§ **Stated problem**: Go through the entries below, tally each line with the string "화학물질", and give the final number by itself.

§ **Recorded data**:

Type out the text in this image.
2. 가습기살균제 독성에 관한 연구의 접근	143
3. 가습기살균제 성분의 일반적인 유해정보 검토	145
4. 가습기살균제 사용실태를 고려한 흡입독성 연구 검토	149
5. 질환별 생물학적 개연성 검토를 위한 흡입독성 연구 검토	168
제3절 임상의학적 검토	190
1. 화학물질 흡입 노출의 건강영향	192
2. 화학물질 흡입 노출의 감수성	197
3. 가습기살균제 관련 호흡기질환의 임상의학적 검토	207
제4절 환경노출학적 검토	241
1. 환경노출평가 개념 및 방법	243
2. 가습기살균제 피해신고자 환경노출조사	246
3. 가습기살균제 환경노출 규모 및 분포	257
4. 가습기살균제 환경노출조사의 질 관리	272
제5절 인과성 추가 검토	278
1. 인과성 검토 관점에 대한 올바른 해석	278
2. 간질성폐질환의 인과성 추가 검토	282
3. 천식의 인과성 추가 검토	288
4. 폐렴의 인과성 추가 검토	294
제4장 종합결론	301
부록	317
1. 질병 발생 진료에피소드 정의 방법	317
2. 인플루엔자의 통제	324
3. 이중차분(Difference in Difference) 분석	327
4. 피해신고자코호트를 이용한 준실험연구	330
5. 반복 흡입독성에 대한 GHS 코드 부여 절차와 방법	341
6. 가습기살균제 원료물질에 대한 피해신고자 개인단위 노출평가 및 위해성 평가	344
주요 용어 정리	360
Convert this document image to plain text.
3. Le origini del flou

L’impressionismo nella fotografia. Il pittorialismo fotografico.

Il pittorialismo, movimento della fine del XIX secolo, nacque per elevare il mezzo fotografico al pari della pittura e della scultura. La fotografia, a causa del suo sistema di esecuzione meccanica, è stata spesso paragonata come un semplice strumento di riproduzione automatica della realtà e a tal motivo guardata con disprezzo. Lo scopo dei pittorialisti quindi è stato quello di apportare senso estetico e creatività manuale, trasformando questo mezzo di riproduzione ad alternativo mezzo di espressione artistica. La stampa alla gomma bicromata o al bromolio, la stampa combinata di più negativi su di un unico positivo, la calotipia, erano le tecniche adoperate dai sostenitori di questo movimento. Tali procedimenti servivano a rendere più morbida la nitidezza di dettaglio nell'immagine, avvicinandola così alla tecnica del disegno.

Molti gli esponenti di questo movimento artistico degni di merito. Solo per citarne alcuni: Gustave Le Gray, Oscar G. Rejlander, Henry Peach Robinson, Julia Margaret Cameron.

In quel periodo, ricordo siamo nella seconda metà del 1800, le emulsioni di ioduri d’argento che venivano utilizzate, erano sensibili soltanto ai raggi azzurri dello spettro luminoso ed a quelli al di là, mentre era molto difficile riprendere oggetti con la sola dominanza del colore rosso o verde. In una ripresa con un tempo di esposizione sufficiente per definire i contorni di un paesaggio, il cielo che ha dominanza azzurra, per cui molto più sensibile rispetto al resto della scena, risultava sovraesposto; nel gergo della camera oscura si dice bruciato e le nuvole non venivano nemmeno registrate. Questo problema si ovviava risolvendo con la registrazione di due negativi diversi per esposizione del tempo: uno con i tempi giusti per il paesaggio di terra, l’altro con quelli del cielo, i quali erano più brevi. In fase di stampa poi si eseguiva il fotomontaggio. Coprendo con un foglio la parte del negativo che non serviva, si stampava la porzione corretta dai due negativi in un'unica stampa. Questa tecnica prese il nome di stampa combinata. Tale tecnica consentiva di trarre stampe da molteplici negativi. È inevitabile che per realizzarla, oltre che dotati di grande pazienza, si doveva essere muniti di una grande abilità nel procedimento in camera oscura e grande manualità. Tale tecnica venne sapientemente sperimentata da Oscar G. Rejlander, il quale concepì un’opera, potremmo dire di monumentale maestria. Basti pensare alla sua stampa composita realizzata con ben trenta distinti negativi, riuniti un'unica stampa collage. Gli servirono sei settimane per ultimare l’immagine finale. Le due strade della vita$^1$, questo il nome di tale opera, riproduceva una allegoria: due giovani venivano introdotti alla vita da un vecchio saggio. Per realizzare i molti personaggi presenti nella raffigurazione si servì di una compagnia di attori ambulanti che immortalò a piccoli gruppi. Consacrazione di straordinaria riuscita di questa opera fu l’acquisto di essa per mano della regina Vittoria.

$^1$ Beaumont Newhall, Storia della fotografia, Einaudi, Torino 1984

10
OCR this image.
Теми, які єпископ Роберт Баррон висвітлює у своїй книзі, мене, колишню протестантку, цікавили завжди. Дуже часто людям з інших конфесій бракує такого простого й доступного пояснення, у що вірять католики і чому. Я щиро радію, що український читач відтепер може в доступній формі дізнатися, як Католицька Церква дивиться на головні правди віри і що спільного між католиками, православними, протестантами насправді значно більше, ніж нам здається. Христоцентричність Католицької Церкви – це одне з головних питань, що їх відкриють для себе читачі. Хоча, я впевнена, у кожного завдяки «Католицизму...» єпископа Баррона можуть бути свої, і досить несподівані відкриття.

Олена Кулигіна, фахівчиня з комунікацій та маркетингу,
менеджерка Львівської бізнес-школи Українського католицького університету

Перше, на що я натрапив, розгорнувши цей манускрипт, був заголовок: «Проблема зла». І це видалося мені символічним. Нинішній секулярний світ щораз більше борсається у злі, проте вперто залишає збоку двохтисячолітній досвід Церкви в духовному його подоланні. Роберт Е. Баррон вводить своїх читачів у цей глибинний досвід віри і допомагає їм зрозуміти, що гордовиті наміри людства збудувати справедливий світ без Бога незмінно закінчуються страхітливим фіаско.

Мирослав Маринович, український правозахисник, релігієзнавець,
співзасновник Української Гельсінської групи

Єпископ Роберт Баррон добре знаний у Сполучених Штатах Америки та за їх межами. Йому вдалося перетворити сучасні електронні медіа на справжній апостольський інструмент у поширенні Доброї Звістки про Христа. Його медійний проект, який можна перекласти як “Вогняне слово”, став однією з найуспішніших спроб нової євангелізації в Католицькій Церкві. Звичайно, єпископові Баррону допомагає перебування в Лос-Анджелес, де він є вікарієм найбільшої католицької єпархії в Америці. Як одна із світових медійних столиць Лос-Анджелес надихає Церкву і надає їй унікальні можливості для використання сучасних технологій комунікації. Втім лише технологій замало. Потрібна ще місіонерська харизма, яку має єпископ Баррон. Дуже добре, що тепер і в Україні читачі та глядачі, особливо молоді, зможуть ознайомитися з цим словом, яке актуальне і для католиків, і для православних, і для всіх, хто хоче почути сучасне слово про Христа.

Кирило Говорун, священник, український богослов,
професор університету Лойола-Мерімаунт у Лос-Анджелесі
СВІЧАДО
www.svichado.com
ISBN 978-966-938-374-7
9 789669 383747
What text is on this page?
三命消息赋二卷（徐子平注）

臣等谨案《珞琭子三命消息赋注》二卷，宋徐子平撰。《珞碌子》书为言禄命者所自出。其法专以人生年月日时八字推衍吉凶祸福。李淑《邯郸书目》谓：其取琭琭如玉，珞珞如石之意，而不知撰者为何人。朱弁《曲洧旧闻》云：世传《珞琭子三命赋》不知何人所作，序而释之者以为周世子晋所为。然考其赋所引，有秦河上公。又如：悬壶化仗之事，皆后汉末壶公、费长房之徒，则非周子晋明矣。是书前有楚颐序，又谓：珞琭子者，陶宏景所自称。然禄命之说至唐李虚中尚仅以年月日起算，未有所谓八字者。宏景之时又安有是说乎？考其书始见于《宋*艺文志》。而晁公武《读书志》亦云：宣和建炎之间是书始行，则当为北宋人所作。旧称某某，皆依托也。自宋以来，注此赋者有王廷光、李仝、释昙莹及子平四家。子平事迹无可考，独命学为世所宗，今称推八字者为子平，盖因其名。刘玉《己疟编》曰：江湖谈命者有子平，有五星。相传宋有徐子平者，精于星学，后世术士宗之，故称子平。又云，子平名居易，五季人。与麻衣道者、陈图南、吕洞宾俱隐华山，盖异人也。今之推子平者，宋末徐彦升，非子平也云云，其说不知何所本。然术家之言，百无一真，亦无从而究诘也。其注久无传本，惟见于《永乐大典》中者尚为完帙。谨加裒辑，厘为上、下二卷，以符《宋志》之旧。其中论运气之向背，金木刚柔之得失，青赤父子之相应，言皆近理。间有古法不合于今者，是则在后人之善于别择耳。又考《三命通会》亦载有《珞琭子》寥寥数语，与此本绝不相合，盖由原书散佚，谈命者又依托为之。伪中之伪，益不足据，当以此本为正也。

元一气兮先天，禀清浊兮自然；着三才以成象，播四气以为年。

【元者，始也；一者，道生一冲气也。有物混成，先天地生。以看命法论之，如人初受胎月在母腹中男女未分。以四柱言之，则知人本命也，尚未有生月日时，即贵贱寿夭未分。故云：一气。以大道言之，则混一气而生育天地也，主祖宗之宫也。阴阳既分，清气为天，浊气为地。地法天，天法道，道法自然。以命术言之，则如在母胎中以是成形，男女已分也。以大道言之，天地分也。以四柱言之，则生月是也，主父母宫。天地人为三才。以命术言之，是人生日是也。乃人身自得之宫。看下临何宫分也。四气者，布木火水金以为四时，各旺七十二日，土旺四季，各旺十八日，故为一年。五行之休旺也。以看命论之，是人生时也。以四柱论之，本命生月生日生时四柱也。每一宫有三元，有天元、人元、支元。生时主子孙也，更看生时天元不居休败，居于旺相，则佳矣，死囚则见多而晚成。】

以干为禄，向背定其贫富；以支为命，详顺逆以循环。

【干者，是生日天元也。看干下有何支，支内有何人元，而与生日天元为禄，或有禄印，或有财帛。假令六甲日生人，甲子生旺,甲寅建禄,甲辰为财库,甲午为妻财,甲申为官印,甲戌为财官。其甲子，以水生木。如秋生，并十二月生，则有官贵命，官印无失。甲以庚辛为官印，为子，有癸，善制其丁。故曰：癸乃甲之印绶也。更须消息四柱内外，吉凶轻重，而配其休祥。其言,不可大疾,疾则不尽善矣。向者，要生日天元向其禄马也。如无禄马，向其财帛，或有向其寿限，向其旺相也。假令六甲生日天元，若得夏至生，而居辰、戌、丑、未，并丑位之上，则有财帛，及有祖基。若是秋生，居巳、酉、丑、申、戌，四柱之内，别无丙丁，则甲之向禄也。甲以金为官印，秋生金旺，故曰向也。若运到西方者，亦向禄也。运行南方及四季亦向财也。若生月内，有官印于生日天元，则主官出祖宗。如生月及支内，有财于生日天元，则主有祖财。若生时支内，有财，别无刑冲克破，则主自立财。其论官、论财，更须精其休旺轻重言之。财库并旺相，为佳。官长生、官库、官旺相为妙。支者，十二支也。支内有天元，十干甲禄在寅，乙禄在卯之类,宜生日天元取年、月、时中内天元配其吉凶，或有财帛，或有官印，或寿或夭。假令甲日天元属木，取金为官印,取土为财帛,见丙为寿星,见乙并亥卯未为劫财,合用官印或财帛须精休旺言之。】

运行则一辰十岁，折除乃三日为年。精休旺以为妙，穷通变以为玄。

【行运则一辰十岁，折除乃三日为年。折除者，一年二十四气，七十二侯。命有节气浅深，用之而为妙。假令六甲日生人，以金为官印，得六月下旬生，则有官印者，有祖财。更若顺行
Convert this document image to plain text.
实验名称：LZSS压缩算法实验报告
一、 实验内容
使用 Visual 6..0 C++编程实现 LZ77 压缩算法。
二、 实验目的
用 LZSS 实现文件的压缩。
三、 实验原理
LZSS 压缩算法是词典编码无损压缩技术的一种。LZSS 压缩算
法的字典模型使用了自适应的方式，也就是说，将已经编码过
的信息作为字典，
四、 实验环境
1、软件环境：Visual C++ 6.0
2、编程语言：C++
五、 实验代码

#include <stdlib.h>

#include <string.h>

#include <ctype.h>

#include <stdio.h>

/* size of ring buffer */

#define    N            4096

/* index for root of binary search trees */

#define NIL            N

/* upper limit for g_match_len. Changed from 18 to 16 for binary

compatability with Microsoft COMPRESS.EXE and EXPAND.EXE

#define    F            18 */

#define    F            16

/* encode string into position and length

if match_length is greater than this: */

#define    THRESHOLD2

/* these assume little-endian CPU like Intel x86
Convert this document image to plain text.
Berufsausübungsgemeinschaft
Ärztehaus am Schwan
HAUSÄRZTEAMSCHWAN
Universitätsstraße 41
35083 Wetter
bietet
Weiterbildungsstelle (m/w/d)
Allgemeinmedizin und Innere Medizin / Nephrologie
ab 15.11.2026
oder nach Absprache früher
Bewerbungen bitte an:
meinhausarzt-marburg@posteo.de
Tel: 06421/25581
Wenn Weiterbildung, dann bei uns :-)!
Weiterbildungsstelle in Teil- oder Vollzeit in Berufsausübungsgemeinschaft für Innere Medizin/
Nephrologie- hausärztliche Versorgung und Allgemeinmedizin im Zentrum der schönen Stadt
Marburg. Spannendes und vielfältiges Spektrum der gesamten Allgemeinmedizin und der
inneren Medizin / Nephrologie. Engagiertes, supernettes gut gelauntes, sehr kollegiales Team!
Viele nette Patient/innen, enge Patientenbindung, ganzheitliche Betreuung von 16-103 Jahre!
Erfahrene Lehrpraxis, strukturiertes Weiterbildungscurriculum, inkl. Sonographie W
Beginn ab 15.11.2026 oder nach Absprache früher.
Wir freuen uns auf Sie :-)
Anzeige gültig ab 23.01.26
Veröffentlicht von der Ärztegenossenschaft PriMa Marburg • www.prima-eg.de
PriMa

§ **Response to this exercise**: 2